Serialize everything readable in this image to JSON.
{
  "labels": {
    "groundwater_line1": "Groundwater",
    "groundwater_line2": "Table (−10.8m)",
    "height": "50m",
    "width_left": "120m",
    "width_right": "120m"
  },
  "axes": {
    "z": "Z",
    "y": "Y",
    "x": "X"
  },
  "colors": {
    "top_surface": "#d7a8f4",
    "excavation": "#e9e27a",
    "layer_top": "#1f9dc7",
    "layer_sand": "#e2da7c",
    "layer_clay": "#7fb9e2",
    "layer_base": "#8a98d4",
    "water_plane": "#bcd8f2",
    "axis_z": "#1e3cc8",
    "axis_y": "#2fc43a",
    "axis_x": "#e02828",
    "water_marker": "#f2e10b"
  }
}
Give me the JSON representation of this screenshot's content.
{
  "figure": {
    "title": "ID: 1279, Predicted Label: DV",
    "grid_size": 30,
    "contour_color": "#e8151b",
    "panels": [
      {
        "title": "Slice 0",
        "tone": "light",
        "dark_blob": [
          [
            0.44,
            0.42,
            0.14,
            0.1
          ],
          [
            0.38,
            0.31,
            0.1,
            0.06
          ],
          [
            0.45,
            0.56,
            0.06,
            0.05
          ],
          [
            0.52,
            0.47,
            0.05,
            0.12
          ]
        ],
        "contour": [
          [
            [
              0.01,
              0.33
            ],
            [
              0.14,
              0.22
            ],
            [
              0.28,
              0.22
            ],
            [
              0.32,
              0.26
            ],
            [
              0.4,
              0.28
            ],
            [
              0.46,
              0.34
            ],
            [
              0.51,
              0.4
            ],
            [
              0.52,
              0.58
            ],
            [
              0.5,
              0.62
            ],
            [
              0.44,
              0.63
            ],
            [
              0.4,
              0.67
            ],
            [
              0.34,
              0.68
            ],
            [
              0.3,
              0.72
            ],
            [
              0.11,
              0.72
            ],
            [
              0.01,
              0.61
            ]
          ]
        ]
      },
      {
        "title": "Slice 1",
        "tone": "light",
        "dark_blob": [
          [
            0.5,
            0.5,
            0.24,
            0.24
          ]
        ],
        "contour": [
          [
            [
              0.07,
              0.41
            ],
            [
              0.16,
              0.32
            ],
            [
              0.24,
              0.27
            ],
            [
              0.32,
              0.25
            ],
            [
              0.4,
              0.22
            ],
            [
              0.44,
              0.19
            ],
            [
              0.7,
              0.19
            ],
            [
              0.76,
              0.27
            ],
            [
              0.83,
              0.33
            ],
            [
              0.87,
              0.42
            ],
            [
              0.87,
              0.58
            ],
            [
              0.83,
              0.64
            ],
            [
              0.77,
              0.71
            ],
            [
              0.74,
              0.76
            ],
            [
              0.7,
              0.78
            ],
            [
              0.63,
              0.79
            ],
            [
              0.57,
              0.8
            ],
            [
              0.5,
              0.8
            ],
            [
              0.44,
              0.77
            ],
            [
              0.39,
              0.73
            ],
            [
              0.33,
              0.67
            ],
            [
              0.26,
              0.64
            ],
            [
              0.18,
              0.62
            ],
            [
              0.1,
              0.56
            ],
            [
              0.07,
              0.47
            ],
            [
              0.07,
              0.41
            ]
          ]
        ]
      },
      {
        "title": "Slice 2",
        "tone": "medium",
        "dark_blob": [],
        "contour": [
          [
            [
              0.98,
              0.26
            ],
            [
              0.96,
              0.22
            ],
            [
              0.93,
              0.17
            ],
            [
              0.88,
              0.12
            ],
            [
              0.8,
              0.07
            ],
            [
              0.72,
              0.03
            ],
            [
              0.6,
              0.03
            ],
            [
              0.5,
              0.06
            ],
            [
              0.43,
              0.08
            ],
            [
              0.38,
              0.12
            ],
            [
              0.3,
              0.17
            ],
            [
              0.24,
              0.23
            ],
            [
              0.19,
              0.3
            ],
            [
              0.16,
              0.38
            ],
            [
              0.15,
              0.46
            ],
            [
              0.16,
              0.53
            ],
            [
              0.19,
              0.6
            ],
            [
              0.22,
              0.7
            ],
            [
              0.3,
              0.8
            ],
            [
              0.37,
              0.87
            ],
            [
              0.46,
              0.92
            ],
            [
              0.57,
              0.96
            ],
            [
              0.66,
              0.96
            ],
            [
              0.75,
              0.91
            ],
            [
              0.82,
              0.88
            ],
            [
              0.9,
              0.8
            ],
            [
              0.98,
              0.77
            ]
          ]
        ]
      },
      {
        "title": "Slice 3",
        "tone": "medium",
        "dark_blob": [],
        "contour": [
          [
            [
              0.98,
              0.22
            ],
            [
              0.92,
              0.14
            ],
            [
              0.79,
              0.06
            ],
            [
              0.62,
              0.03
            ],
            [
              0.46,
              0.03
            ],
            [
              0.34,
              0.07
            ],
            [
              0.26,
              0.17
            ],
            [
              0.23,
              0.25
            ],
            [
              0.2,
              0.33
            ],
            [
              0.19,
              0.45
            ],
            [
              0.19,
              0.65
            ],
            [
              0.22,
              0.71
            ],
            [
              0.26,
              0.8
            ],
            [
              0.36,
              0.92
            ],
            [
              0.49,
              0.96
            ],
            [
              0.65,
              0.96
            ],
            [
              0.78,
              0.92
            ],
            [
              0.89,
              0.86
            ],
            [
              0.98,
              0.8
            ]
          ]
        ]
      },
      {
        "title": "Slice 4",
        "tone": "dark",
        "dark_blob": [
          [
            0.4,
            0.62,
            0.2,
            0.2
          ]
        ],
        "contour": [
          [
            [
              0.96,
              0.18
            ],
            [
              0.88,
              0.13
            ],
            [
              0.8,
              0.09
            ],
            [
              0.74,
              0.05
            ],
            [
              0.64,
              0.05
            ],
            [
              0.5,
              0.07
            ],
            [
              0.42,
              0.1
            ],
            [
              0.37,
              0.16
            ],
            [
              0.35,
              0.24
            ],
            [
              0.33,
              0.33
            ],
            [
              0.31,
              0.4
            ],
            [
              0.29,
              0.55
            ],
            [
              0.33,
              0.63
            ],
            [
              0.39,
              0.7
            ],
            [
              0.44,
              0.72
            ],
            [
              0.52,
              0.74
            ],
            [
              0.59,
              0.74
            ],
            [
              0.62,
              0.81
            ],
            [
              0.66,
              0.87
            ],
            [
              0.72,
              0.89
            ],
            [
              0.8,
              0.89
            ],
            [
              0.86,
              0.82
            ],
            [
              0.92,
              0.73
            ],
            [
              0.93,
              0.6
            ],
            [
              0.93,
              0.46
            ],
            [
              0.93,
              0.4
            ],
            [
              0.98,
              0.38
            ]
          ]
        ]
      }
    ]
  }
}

********

Look through the material above and work out how many of its lines contain "JSON". State the number only.

[RESULT OF THE TASK]:
2